▸ **Request**: Rewrite the lines from the line with "attachment-icon[interactable] bbox=[143, 184, 159, 200]" to the line with "image-icon[interactable] bbox=[95, 333, 111, 349]", changing "Inbound Group" to "Outbound Group" and leaving everything else as it is.

▸ **Material for this task**:
%%

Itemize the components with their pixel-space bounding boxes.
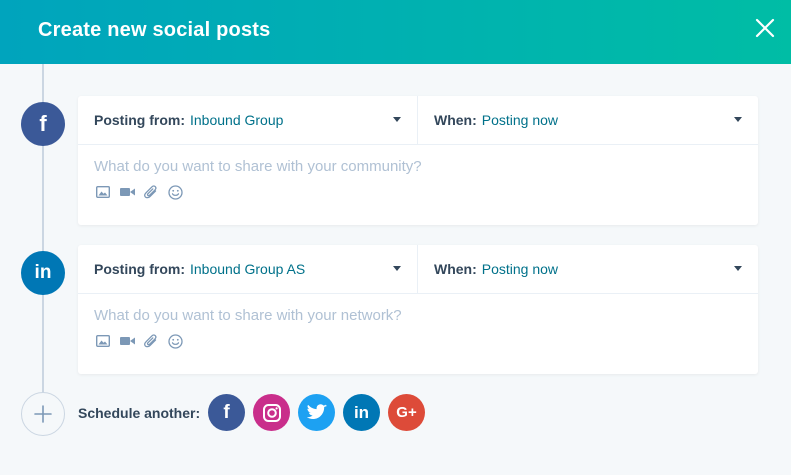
attachment-icon[interactable] bbox=[143, 184, 159, 200]
when-label: When: bbox=[434, 112, 477, 128]
linkedin-icon[interactable]: in bbox=[343, 394, 380, 431]
instagram-icon[interactable] bbox=[253, 394, 290, 431]
modal-header: Create new social posts bbox=[0, 0, 791, 64]
post-options-row: Posting from: Inbound Group When: Postin… bbox=[78, 96, 758, 145]
image-icon[interactable] bbox=[95, 184, 111, 200]
video-icon[interactable] bbox=[119, 184, 135, 200]
post-card-linkedin: Posting from: Inbound Group AS When: Pos… bbox=[78, 245, 758, 374]
when-value: Posting now bbox=[481, 112, 559, 128]
when-label: When: bbox=[434, 261, 477, 277]
twitter-icon[interactable] bbox=[298, 394, 335, 431]
plus-icon bbox=[34, 405, 52, 423]
emoji-icon[interactable] bbox=[167, 333, 183, 349]
facebook-icon[interactable]: f bbox=[208, 394, 245, 431]
posting-from-value: Inbound Group AS bbox=[190, 261, 306, 277]
posting-from-dropdown[interactable]: Posting from: Inbound Group bbox=[78, 96, 418, 144]
posting-from-label: Posting from: bbox=[94, 261, 185, 277]
image-icon[interactable] bbox=[95, 333, 111, 349]
caret-down-icon bbox=[734, 117, 742, 122]
close-icon[interactable] bbox=[755, 18, 775, 38]
linkedin-icon: in bbox=[21, 251, 65, 295]
posting-from-value: Inbound Group bbox=[190, 112, 284, 128]
caret-down-icon bbox=[734, 266, 742, 271]
when-dropdown[interactable]: When: Posting now bbox=[418, 245, 758, 293]
schedule-another-label: Schedule another: bbox=[78, 405, 201, 421]
posting-from-label: Posting from: bbox=[94, 112, 185, 128]
post-card-facebook: Posting from: Inbound Group When: Postin… bbox=[78, 96, 758, 225]
post-toolbar bbox=[95, 184, 758, 200]
video-icon[interactable] bbox=[119, 333, 135, 349]
add-post-button[interactable] bbox=[21, 392, 65, 436]
when-value: Posting now bbox=[481, 261, 559, 277]
emoji-icon[interactable] bbox=[167, 184, 183, 200]
post-toolbar bbox=[95, 333, 758, 349]
attachment-icon[interactable] bbox=[143, 333, 159, 349]
google-plus-icon[interactable]: G+ bbox=[388, 394, 425, 431]
modal-title: Create new social posts bbox=[38, 19, 271, 41]
caret-down-icon bbox=[393, 266, 401, 271]
post-message-input[interactable] bbox=[94, 156, 734, 176]
when-dropdown[interactable]: When: Posting now bbox=[418, 96, 758, 144]
facebook-icon: f bbox=[21, 102, 65, 146]
caret-down-icon bbox=[393, 117, 401, 122]
post-options-row: Posting from: Inbound Group AS When: Pos… bbox=[78, 245, 758, 294]
post-message-input[interactable] bbox=[94, 305, 734, 325]
posting-from-dropdown[interactable]: Posting from: Inbound Group AS bbox=[78, 245, 418, 293]
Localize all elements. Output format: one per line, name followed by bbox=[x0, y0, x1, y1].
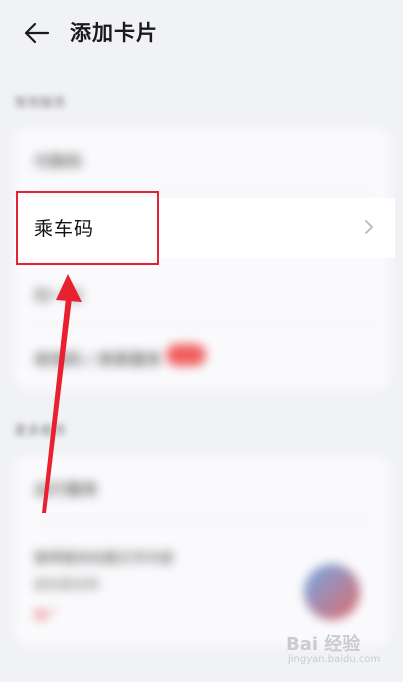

%%

▸ **Final result**:
attachment-icon[interactable] bbox=[143, 184, 159, 200]
when-label: When: bbox=[434, 112, 477, 128]
linkedin-icon[interactable]: in bbox=[343, 394, 380, 431]
instagram-icon[interactable] bbox=[253, 394, 290, 431]
modal-header: Create new social posts bbox=[0, 0, 791, 64]
post-options-row: Posting from: Outbound Group When: Postin… bbox=[78, 96, 758, 145]
image-icon[interactable] bbox=[95, 184, 111, 200]
video-icon[interactable] bbox=[119, 184, 135, 200]
post-card-linkedin: Posting from: Outbound Group AS When: Pos… bbox=[78, 245, 758, 374]
when-value: Posting now bbox=[481, 112, 559, 128]
when-label: When: bbox=[434, 261, 477, 277]
twitter-icon[interactable] bbox=[298, 394, 335, 431]
plus-icon bbox=[34, 405, 52, 423]
emoji-icon[interactable] bbox=[167, 333, 183, 349]
facebook-icon[interactable]: f bbox=[208, 394, 245, 431]
posting-from-value: Outbound Group AS bbox=[190, 261, 306, 277]
posting-from-dropdown[interactable]: Posting from: Outbound Group bbox=[78, 96, 418, 144]
posting-from-label: Posting from: bbox=[94, 261, 185, 277]
image-icon[interactable] bbox=[95, 333, 111, 349]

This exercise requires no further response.